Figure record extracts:
----------------------------------------
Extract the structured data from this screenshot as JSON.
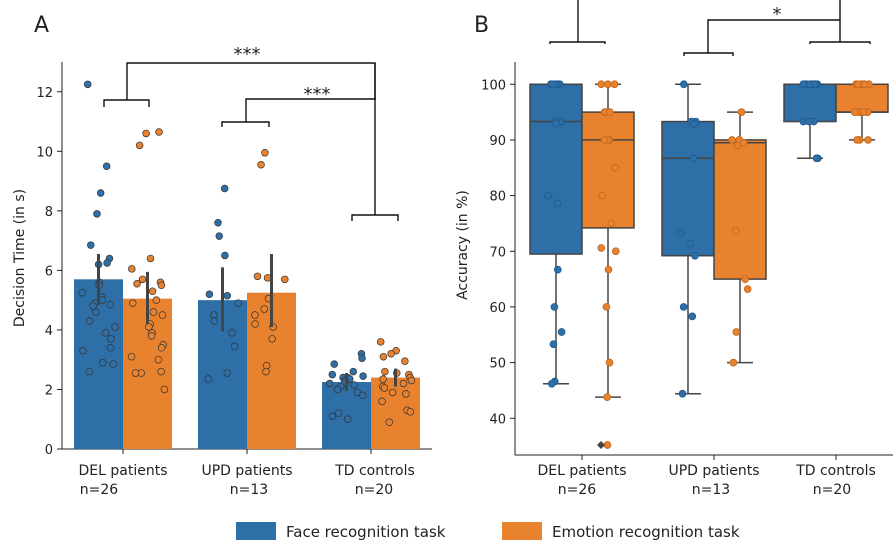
{
  "panels": {
    "a": "A",
    "b": "B"
  },
  "groups": [
    {
      "label": "DEL patients",
      "n": "n=26"
    },
    {
      "label": "UPD patients",
      "n": "n=13"
    },
    {
      "label": "TD controls",
      "n": "n=20"
    }
  ],
  "legend": [
    {
      "label": "Face recognition task",
      "color": "#2e6fa7"
    },
    {
      "label": "Emotion recognition task",
      "color": "#e8822f"
    }
  ],
  "significance": {
    "a_del_td": "***",
    "a_upd_td": "***",
    "b_upd_td": "*"
  },
  "chart_data": [
    {
      "type": "bar",
      "panel": "A",
      "categories": [
        "DEL patients",
        "UPD patients",
        "TD controls"
      ],
      "ylabel": "Decision Time (in s)",
      "ylim": [
        0,
        13
      ],
      "yticks": [
        0,
        2,
        4,
        6,
        8,
        10,
        12
      ],
      "series": [
        {
          "name": "Face recognition task",
          "values": [
            5.7,
            5.0,
            2.25
          ],
          "ci": [
            [
              4.85,
              6.55
            ],
            [
              3.95,
              6.1
            ],
            [
              1.95,
              2.55
            ]
          ],
          "points": [
            [
              12.25,
              9.5,
              8.6,
              7.9,
              6.85,
              6.4,
              6.25,
              6.2,
              5.6,
              5.5,
              5.25,
              5.1,
              5.0,
              4.9,
              4.85,
              4.8,
              4.6,
              4.3,
              4.1,
              3.9,
              3.7,
              3.4,
              3.3,
              2.9,
              2.85,
              2.6
            ],
            [
              8.75,
              7.6,
              7.15,
              6.5,
              5.2,
              5.15,
              4.9,
              4.5,
              4.3,
              3.9,
              3.45,
              2.55,
              2.35
            ],
            [
              3.2,
              3.05,
              2.85,
              2.6,
              2.5,
              2.45,
              2.4,
              2.4,
              2.35,
              2.3,
              2.25,
              2.2,
              2.15,
              2.1,
              2.0,
              1.9,
              1.8,
              1.2,
              1.1,
              1.0
            ]
          ]
        },
        {
          "name": "Emotion recognition task",
          "values": [
            5.05,
            5.25,
            2.4
          ],
          "ci": [
            [
              4.2,
              5.95
            ],
            [
              4.1,
              6.55
            ],
            [
              2.1,
              2.7
            ]
          ],
          "points": [
            [
              10.65,
              10.6,
              10.2,
              6.4,
              6.05,
              5.7,
              5.6,
              5.55,
              5.5,
              5.3,
              5.0,
              4.9,
              4.6,
              4.5,
              4.2,
              4.1,
              3.9,
              3.8,
              3.5,
              3.4,
              3.1,
              3.0,
              2.6,
              2.55,
              2.55,
              2.0
            ],
            [
              9.95,
              9.55,
              5.8,
              5.75,
              5.7,
              5.05,
              4.7,
              4.5,
              4.2,
              4.1,
              3.7,
              2.8,
              2.6
            ],
            [
              3.6,
              3.3,
              3.2,
              3.1,
              2.95,
              2.6,
              2.55,
              2.5,
              2.4,
              2.35,
              2.3,
              2.2,
              2.1,
              2.05,
              1.9,
              1.85,
              1.6,
              1.3,
              1.25,
              0.9
            ]
          ]
        }
      ]
    },
    {
      "type": "box",
      "panel": "B",
      "categories": [
        "DEL patients",
        "UPD patients",
        "TD controls"
      ],
      "ylabel": "Accuracy (in %)",
      "ylim": [
        33.4,
        104
      ],
      "yticks": [
        40,
        50,
        60,
        70,
        80,
        90,
        100
      ],
      "series": [
        {
          "name": "Face recognition task",
          "boxes": [
            {
              "q1": 69.5,
              "median": 93.3,
              "q3": 100,
              "whisker_low": 46.2,
              "whisker_high": 100,
              "outliers": []
            },
            {
              "q1": 69.2,
              "median": 86.7,
              "q3": 93.3,
              "whisker_low": 44.4,
              "whisker_high": 100,
              "outliers": []
            },
            {
              "q1": 93.3,
              "median": 100,
              "q3": 100,
              "whisker_low": 86.7,
              "whisker_high": 100,
              "outliers": []
            }
          ],
          "points": [
            [
              100,
              100,
              100,
              100,
              100,
              93.3,
              93.3,
              93.3,
              93.3,
              92.9,
              80,
              78.6,
              66.7,
              60,
              55.5,
              53.3,
              46.6,
              46.2
            ],
            [
              100,
              93.3,
              93.3,
              92.9,
              86.7,
              73.3,
              71.4,
              69.2,
              60,
              58.3,
              44.4
            ],
            [
              100,
              100,
              100,
              100,
              100,
              100,
              100,
              100,
              100,
              100,
              100,
              100,
              93.3,
              93.3,
              93.3,
              86.7,
              86.7
            ]
          ]
        },
        {
          "name": "Emotion recognition task",
          "boxes": [
            {
              "q1": 74.2,
              "median": 90,
              "q3": 95,
              "whisker_low": 43.8,
              "whisker_high": 100,
              "outliers": [
                35.2
              ]
            },
            {
              "q1": 65,
              "median": 89.5,
              "q3": 90,
              "whisker_low": 50,
              "whisker_high": 95,
              "outliers": []
            },
            {
              "q1": 95,
              "median": 95,
              "q3": 100,
              "whisker_low": 90,
              "whisker_high": 100,
              "outliers": []
            }
          ],
          "points": [
            [
              100,
              100,
              100,
              95,
              95,
              95,
              90,
              90,
              90,
              85,
              85,
              80,
              75,
              70.6,
              70,
              66.7,
              60,
              50,
              43.8,
              35.2
            ],
            [
              95,
              90,
              90,
              90,
              89.5,
              89,
              73.7,
              65,
              63.2,
              55.5,
              50
            ],
            [
              100,
              100,
              100,
              100,
              100,
              100,
              100,
              100,
              95,
              95,
              95,
              95,
              95,
              95,
              95,
              90,
              90,
              90
            ]
          ]
        }
      ]
    }
  ]
}
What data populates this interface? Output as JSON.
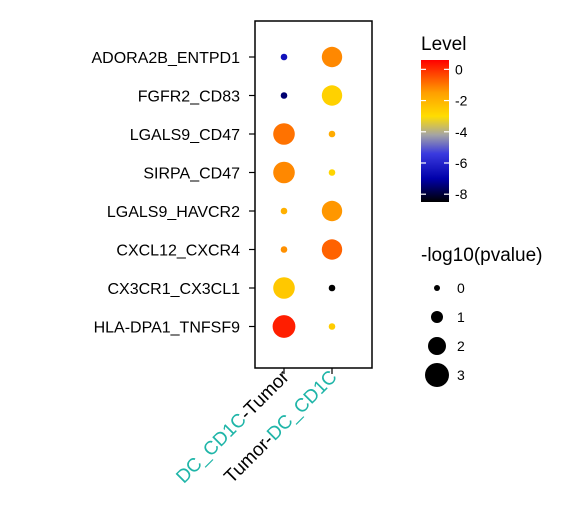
{
  "chart_data": {
    "type": "scatter",
    "x_categories": [
      {
        "parts": [
          "DC_CD1C",
          "-Tumor"
        ],
        "colors": [
          "#1fb5a8",
          "#000000"
        ]
      },
      {
        "parts": [
          "Tumor-",
          "DC_CD1C"
        ],
        "colors": [
          "#000000",
          "#1fb5a8"
        ]
      }
    ],
    "y_categories": [
      "ADORA2B_ENTPD1",
      "FGFR2_CD83",
      "LGALS9_CD47",
      "SIRPA_CD47",
      "LGALS9_HAVCR2",
      "CXCL12_CXCR4",
      "CX3CR1_CX3CL1",
      "HLA-DPA1_TNFSF9"
    ],
    "points": [
      {
        "pair": "ADORA2B_ENTPD1",
        "x": 0,
        "level": -6.5,
        "neglog10p": 0.1
      },
      {
        "pair": "ADORA2B_ENTPD1",
        "x": 1,
        "level": -1.2,
        "neglog10p": 2.4
      },
      {
        "pair": "FGFR2_CD83",
        "x": 0,
        "level": -7.5,
        "neglog10p": 0.1
      },
      {
        "pair": "FGFR2_CD83",
        "x": 1,
        "level": -2.7,
        "neglog10p": 2.4
      },
      {
        "pair": "LGALS9_CD47",
        "x": 0,
        "level": -0.9,
        "neglog10p": 2.6
      },
      {
        "pair": "LGALS9_CD47",
        "x": 1,
        "level": -1.8,
        "neglog10p": 0.1
      },
      {
        "pair": "SIRPA_CD47",
        "x": 0,
        "level": -1.2,
        "neglog10p": 2.6
      },
      {
        "pair": "SIRPA_CD47",
        "x": 1,
        "level": -2.8,
        "neglog10p": 0.1
      },
      {
        "pair": "LGALS9_HAVCR2",
        "x": 0,
        "level": -1.9,
        "neglog10p": 0.1
      },
      {
        "pair": "LGALS9_HAVCR2",
        "x": 1,
        "level": -1.4,
        "neglog10p": 2.4
      },
      {
        "pair": "CXCL12_CXCR4",
        "x": 0,
        "level": -1.3,
        "neglog10p": 0.1
      },
      {
        "pair": "CXCL12_CXCR4",
        "x": 1,
        "level": -0.7,
        "neglog10p": 2.4
      },
      {
        "pair": "CX3CR1_CX3CL1",
        "x": 0,
        "level": -2.5,
        "neglog10p": 2.6
      },
      {
        "pair": "CX3CR1_CX3CL1",
        "x": 1,
        "level": -8.5,
        "neglog10p": 0.1
      },
      {
        "pair": "HLA-DPA1_TNFSF9",
        "x": 0,
        "level": 0.2,
        "neglog10p": 2.8
      },
      {
        "pair": "HLA-DPA1_TNFSF9",
        "x": 1,
        "level": -2.6,
        "neglog10p": 0.1
      }
    ],
    "color_legend": {
      "title": "Level",
      "ticks": [
        "0",
        "-2",
        "-4",
        "-6",
        "-8"
      ],
      "tick_values": [
        0,
        -2,
        -4,
        -6,
        -8
      ],
      "range": [
        -8.5,
        0.6
      ],
      "gradient": [
        {
          "v": 0.6,
          "color": "#ff0000"
        },
        {
          "v": -1.5,
          "color": "#ff9f00"
        },
        {
          "v": -3.0,
          "color": "#ffdd00"
        },
        {
          "v": -4.2,
          "color": "#a4a4a4"
        },
        {
          "v": -5.4,
          "color": "#3a3adf"
        },
        {
          "v": -7.0,
          "color": "#0000aa"
        },
        {
          "v": -8.5,
          "color": "#000000"
        }
      ]
    },
    "size_legend": {
      "title": "-log10(pvalue)",
      "ticks": [
        "0",
        "1",
        "2",
        "3"
      ],
      "tick_values": [
        0,
        1,
        2,
        3
      ]
    },
    "size_scale": {
      "domain": [
        0,
        3
      ],
      "min_radius_px": 3,
      "max_radius_px": 12
    }
  }
}
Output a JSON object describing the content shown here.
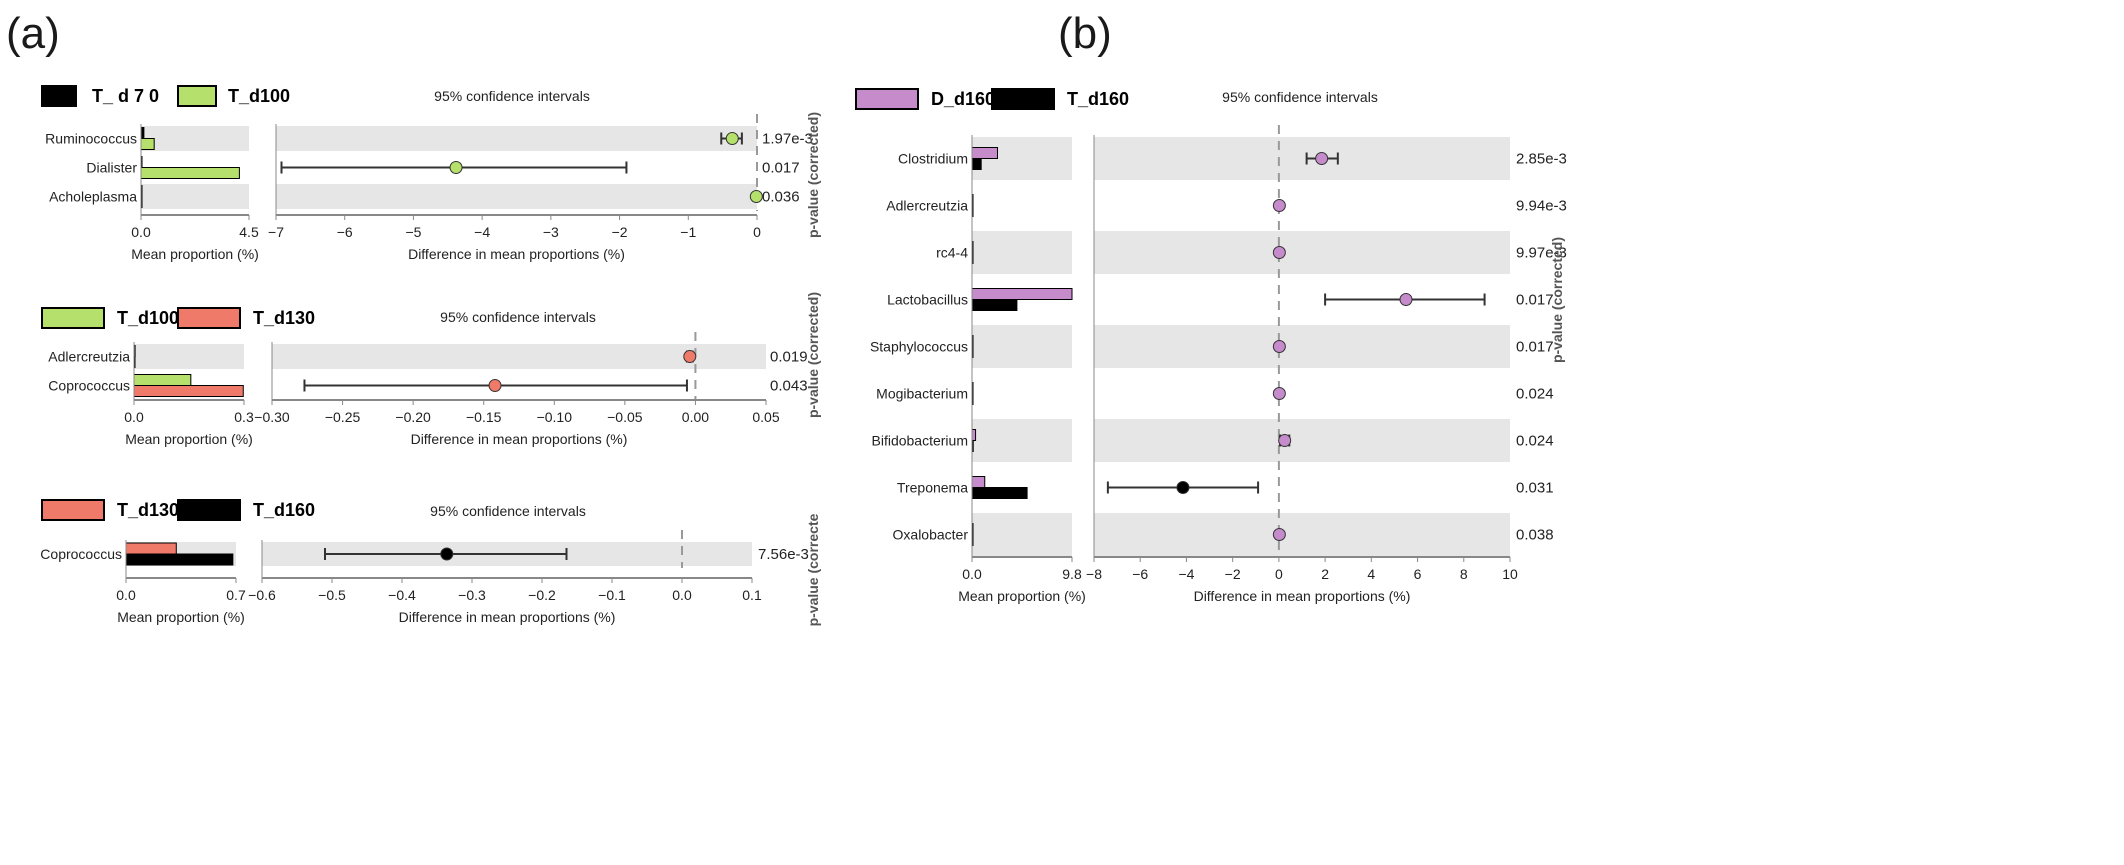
----------------------------------------
• _THE TASK_: For every line above that includes the word "this", return the line.

• _TASK RESULT_:
Extract the structured data from this screenshot as JSON.
What data populates this interface? Output as JSON.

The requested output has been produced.